• _Task objective_
Return the full material exactly.

• _Figure record extracts_
━━━━━━━━━━━━━━━━━━━━━━━━━━━━━━

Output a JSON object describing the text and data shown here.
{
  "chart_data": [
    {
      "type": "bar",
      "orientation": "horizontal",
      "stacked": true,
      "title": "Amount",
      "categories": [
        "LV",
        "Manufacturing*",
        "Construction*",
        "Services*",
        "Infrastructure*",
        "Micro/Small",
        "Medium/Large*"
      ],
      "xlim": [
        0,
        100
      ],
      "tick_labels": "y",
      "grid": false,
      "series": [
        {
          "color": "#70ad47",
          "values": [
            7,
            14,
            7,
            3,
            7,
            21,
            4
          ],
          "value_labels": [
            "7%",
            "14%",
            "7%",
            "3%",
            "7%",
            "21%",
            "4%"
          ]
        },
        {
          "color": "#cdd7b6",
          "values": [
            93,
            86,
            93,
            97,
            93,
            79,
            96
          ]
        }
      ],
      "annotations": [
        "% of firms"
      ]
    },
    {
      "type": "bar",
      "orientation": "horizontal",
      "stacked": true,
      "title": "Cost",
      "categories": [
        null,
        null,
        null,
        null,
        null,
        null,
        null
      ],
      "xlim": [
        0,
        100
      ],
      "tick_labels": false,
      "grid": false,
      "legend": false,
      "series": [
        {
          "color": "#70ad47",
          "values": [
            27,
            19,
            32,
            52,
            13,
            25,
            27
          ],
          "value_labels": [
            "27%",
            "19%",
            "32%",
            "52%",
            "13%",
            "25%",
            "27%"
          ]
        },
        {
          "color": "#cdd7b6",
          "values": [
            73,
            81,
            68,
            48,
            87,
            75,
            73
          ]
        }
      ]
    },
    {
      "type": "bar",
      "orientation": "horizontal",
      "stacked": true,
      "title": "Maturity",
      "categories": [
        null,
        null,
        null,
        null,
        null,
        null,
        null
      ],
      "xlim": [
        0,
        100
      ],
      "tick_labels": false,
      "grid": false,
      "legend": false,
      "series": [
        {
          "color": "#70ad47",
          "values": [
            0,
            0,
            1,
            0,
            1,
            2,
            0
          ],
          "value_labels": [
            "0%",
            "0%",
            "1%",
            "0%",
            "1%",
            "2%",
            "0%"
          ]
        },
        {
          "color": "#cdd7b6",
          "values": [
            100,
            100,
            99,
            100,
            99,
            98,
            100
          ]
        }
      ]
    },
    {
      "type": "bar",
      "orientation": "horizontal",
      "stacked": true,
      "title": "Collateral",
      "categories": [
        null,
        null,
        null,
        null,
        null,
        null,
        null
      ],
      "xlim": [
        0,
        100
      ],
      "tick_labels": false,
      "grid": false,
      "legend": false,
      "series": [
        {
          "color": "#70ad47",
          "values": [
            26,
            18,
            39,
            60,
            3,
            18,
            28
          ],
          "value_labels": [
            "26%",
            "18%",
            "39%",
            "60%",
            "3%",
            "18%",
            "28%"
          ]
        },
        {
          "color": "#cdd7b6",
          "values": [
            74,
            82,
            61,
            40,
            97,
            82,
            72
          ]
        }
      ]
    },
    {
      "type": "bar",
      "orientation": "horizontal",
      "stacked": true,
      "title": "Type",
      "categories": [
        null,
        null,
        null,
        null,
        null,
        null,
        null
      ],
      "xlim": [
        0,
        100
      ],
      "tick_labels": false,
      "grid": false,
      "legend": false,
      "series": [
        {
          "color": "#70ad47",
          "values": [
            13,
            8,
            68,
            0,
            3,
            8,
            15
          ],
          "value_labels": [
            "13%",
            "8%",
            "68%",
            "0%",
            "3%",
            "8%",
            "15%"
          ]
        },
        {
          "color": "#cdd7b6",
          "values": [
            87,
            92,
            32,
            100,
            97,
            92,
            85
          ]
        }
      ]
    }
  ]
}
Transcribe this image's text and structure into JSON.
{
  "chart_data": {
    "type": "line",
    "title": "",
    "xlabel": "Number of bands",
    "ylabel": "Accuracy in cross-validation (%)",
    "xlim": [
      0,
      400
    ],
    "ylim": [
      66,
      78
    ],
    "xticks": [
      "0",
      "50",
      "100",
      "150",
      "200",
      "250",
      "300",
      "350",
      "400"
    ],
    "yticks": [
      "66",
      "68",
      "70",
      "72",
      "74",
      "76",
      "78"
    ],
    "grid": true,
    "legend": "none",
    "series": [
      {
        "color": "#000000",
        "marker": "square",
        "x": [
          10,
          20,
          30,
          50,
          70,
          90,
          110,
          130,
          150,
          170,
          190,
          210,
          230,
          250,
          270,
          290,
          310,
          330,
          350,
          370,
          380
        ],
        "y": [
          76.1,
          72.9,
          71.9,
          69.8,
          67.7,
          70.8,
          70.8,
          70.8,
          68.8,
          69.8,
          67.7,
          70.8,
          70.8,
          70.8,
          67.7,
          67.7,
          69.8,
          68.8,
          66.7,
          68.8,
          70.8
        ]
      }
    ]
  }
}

━━━━━━━━━━━━━━━━━━━━━━━━━━━━━━

• _Output for this exercise_
Output a JSON object describing the text and data shown here.
{
  "chart_data": [
    {
      "type": "bar",
      "orientation": "horizontal",
      "stacked": true,
      "title": "Amount",
      "categories": [
        "LV",
        "Manufacturing*",
        "Construction*",
        "Services*",
        "Infrastructure*",
        "Micro/Small",
        "Medium/Large*"
      ],
      "xlim": [
        0,
        100
      ],
      "tick_labels": "y",
      "grid": false,
      "series": [
        {
          "color": "#70ad47",
          "values": [
            7,
            14,
            7,
            3,
            7,
            21,
            4
          ],
          "value_labels": [
            "7%",
            "14%",
            "7%",
            "3%",
            "7%",
            "21%",
            "4%"
          ]
        },
        {
          "color": "#cdd7b6",
          "values": [
            93,
            86,
            93,
            97,
            93,
            79,
            96
          ]
        }
      ],
      "annotations": [
        "% of firms"
      ]
    },
    {
      "type": "bar",
      "orientation": "horizontal",
      "stacked": true,
      "title": "Cost",
      "categories": [
        null,
        null,
        null,
        null,
        null,
        null,
        null
      ],
      "xlim": [
        0,
        100
      ],
      "tick_labels": false,
      "grid": false,
      "legend": false,
      "series": [
        {
          "color": "#70ad47",
          "values": [
            27,
            19,
            32,
            52,
            13,
            25,
            27
          ],
          "value_labels": [
            "27%",
            "19%",
            "32%",
            "52%",
            "13%",
            "25%",
            "27%"
          ]
        },
        {
          "color": "#cdd7b6",
          "values": [
            73,
            81,
            68,
            48,
            87,
            75,
            73
          ]
        }
      ]
    },
    {
      "type": "bar",
      "orientation": "horizontal",
      "stacked": true,
      "title": "Maturity",
      "categories": [
        null,
        null,
        null,
        null,
        null,
        null,
        null
      ],
      "xlim": [
        0,
        100
      ],
      "tick_labels": false,
      "grid": false,
      "legend": false,
      "series": [
        {
          "color": "#70ad47",
          "values": [
            0,
            0,
            1,
            0,
            1,
            2,
            0
          ],
          "value_labels": [
            "0%",
            "0%",
            "1%",
            "0%",
            "1%",
            "2%",
            "0%"
          ]
        },
        {
          "color": "#cdd7b6",
          "values": [
            100,
            100,
            99,
            100,
            99,
            98,
            100
          ]
        }
      ]
    },
    {
      "type": "bar",
      "orientation": "horizontal",
      "stacked": true,
      "title": "Collateral",
      "categories": [
        null,
        null,
        null,
        null,
        null,
        null,
        null
      ],
      "xlim": [
        0,
        100
      ],
      "tick_labels": false,
      "grid": false,
      "legend": false,
      "series": [
        {
          "color": "#70ad47",
          "values": [
            26,
            18,
            39,
            60,
            3,
            18,
            28
          ],
          "value_labels": [
            "26%",
            "18%",
            "39%",
            "60%",
            "3%",
            "18%",
            "28%"
          ]
        },
        {
          "color": "#cdd7b6",
          "values": [
            74,
            82,
            61,
            40,
            97,
            82,
            72
          ]
        }
      ]
    },
    {
      "type": "bar",
      "orientation": "horizontal",
      "stacked": true,
      "title": "Type",
      "categories": [
        null,
        null,
        null,
        null,
        null,
        null,
        null
      ],
      "xlim": [
        0,
        100
      ],
      "tick_labels": false,
      "grid": false,
      "legend": false,
      "series": [
        {
          "color": "#70ad47",
          "values": [
            13,
            8,
            68,
            0,
            3,
            8,
            15
          ],
          "value_labels": [
            "13%",
            "8%",
            "68%",
            "0%",
            "3%",
            "8%",
            "15%"
          ]
        },
        {
          "color": "#cdd7b6",
          "values": [
            87,
            92,
            32,
            100,
            97,
            92,
            85
          ]
        }
      ]
    }
  ]
}
Transcribe this image's text and structure into JSON.
{
  "chart_data": {
    "type": "line",
    "title": "",
    "xlabel": "Number of bands",
    "ylabel": "Accuracy in cross-validation (%)",
    "xlim": [
      0,
      400
    ],
    "ylim": [
      66,
      78
    ],
    "xticks": [
      "0",
      "50",
      "100",
      "150",
      "200",
      "250",
      "300",
      "350",
      "400"
    ],
    "yticks": [
      "66",
      "68",
      "70",
      "72",
      "74",
      "76",
      "78"
    ],
    "grid": true,
    "legend": "none",
    "series": [
      {
        "color": "#000000",
        "marker": "square",
        "x": [
          10,
          20,
          30,
          50,
          70,
          90,
          110,
          130,
          150,
          170,
          190,
          210,
          230,
          250,
          270,
          290,
          310,
          330,
          350,
          370,
          380
        ],
        "y": [
          76.1,
          72.9,
          71.9,
          69.8,
          67.7,
          70.8,
          70.8,
          70.8,
          68.8,
          69.8,
          67.7,
          70.8,
          70.8,
          70.8,
          67.7,
          67.7,
          69.8,
          68.8,
          66.7,
          68.8,
          70.8
        ]
      }
    ]
  }
}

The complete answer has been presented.